• Exercise details
Copy each line of the data below with the word "shaken".
......
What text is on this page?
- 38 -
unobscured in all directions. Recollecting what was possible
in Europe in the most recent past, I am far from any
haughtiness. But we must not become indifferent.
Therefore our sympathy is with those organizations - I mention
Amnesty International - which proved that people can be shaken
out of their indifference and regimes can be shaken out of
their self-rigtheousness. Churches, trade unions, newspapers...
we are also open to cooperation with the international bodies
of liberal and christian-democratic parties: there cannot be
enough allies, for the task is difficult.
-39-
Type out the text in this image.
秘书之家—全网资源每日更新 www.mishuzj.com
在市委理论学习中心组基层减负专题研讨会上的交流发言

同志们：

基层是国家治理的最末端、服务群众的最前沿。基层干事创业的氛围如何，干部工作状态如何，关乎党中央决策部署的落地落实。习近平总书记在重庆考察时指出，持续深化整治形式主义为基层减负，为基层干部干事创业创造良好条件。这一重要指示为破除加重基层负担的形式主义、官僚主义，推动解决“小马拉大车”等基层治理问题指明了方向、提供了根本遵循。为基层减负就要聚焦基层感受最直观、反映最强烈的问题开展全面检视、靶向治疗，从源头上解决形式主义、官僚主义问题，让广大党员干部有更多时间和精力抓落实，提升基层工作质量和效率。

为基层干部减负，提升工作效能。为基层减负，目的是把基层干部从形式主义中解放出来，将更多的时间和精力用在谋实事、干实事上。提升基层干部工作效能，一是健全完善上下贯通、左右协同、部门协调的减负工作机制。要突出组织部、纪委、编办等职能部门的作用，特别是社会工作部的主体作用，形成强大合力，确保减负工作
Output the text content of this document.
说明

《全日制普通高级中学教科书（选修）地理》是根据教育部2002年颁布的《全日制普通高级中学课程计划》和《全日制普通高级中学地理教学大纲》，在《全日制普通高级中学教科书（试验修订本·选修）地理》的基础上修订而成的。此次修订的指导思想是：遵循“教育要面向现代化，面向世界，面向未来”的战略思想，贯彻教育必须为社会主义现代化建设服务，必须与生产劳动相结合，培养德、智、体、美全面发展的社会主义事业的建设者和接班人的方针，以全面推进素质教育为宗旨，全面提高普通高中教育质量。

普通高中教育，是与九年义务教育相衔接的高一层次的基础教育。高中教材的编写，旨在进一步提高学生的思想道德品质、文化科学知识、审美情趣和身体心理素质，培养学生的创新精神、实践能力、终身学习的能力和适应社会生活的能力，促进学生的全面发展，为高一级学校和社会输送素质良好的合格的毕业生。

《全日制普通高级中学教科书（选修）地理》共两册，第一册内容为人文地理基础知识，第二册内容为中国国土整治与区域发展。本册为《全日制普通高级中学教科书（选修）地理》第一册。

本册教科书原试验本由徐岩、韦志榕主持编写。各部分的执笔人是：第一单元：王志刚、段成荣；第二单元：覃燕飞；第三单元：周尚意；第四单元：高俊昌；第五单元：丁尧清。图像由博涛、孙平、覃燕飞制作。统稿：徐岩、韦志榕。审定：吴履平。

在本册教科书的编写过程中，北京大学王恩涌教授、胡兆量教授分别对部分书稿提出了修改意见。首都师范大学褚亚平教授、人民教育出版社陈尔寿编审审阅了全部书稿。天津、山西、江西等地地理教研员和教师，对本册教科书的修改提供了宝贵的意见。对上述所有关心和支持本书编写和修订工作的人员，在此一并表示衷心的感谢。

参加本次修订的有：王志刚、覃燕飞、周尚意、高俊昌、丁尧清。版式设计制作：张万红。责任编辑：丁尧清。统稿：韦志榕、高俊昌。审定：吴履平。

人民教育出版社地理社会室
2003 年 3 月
......
• Reply
Amnesty International - which proved that people can be shaken
out of their indifference and regimes can be shaken out of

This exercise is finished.